- [Exercise instructions] In every line of the records, look for "such", then report how many lines have it and nothing else.

[Dataset items]
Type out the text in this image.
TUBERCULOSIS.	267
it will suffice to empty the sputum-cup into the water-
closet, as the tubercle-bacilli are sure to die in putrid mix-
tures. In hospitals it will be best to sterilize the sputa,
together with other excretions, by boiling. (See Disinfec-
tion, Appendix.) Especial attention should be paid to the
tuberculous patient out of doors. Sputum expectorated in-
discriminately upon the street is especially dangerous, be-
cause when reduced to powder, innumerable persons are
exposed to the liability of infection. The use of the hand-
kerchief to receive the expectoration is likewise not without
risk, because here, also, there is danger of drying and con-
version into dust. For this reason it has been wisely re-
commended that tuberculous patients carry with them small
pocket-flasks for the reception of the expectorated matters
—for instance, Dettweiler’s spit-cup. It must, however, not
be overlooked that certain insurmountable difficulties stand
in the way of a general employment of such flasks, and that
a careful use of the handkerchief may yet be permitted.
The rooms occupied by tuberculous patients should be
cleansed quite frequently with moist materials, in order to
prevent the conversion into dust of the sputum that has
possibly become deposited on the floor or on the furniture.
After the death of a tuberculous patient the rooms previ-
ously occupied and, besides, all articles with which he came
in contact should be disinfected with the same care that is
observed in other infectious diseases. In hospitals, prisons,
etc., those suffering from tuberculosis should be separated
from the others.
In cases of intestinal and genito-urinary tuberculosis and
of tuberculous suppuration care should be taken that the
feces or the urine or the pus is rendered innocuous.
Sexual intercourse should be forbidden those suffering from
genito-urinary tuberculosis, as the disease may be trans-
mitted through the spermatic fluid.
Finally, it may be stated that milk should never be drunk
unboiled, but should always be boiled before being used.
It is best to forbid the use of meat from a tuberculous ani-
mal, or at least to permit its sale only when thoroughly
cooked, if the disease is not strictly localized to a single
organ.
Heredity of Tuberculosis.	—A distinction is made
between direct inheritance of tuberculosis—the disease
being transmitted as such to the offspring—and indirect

- [Answer space] 2